__WRITTEN TASK__.
Repeat the listing in full, word for word.

---------------

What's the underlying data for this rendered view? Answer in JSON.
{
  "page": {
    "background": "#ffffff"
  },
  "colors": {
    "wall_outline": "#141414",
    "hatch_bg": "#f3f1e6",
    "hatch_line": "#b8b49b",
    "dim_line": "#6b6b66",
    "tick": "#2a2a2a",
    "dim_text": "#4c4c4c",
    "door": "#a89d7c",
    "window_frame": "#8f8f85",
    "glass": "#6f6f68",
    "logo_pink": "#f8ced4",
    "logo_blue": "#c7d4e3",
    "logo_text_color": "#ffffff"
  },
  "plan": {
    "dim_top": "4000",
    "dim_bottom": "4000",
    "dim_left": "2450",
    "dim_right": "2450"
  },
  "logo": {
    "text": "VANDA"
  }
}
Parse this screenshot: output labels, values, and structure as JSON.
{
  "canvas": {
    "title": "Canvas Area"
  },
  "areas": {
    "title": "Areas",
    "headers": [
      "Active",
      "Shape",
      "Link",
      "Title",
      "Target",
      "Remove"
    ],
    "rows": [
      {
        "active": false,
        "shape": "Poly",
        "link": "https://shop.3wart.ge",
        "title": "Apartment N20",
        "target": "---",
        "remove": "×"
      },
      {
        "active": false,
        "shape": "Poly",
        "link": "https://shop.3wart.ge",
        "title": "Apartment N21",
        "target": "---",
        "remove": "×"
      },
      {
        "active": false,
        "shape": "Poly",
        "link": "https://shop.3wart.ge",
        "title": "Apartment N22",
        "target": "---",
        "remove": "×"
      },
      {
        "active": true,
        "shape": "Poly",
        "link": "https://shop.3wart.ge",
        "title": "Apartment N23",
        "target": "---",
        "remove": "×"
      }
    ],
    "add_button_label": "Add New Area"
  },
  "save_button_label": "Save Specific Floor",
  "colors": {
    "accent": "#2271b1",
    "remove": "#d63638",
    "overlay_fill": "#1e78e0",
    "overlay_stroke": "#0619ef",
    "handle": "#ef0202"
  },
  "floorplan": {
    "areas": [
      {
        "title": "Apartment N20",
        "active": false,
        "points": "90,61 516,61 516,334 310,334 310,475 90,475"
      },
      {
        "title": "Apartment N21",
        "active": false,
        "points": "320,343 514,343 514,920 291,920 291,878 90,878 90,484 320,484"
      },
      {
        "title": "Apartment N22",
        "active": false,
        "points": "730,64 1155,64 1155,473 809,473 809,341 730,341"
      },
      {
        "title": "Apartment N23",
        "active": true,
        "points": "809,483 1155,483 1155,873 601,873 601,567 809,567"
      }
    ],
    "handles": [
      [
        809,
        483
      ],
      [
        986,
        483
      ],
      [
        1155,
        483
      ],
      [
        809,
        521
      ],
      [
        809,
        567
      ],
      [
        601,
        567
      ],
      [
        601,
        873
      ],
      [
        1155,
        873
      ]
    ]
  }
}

---------------

__CORRECT OUTPUT__.
What's the underlying data for this rendered view? Answer in JSON.
{
  "page": {
    "background": "#ffffff"
  },
  "colors": {
    "wall_outline": "#141414",
    "hatch_bg": "#f3f1e6",
    "hatch_line": "#b8b49b",
    "dim_line": "#6b6b66",
    "tick": "#2a2a2a",
    "dim_text": "#4c4c4c",
    "door": "#a89d7c",
    "window_frame": "#8f8f85",
    "glass": "#6f6f68",
    "logo_pink": "#f8ced4",
    "logo_blue": "#c7d4e3",
    "logo_text_color": "#ffffff"
  },
  "plan": {
    "dim_top": "4000",
    "dim_bottom": "4000",
    "dim_left": "2450",
    "dim_right": "2450"
  },
  "logo": {
    "text": "VANDA"
  }
}
Parse this screenshot: output labels, values, and structure as JSON.
{
  "canvas": {
    "title": "Canvas Area"
  },
  "areas": {
    "title": "Areas",
    "headers": [
      "Active",
      "Shape",
      "Link",
      "Title",
      "Target",
      "Remove"
    ],
    "rows": [
      {
        "active": false,
        "shape": "Poly",
        "link": "https://shop.3wart.ge",
        "title": "Apartment N20",
        "target": "---",
        "remove": "×"
      },
      {
        "active": false,
        "shape": "Poly",
        "link": "https://shop.3wart.ge",
        "title": "Apartment N21",
        "target": "---",
        "remove": "×"
      },
      {
        "active": false,
        "shape": "Poly",
        "link": "https://shop.3wart.ge",
        "title": "Apartment N22",
        "target": "---",
        "remove": "×"
      },
      {
        "active": true,
        "shape": "Poly",
        "link": "https://shop.3wart.ge",
        "title": "Apartment N23",
        "target": "---",
        "remove": "×"
      }
    ],
    "add_button_label": "Add New Area"
  },
  "save_button_label": "Save Specific Floor",
  "colors": {
    "accent": "#2271b1",
    "remove": "#d63638",
    "overlay_fill": "#1e78e0",
    "overlay_stroke": "#0619ef",
    "handle": "#ef0202"
  },
  "floorplan": {
    "areas": [
      {
        "title": "Apartment N20",
        "active": false,
        "points": "90,61 516,61 516,334 310,334 310,475 90,475"
      },
      {
        "title": "Apartment N21",
        "active": false,
        "points": "320,343 514,343 514,920 291,920 291,878 90,878 90,484 320,484"
      },
      {
        "title": "Apartment N22",
        "active": false,
        "points": "730,64 1155,64 1155,473 809,473 809,341 730,341"
      },
      {
        "title": "Apartment N23",
        "active": true,
        "points": "809,483 1155,483 1155,873 601,873 601,567 809,567"
      }
    ],
    "handles": [
      [
        809,
        483
      ],
      [
        986,
        483
      ],
      [
        1155,
        483
      ],
      [
        809,
        521
      ],
      [
        809,
        567
      ],
      [
        601,
        567
      ],
      [
        601,
        873
      ],
      [
        1155,
        873
      ]
    ]
  }
}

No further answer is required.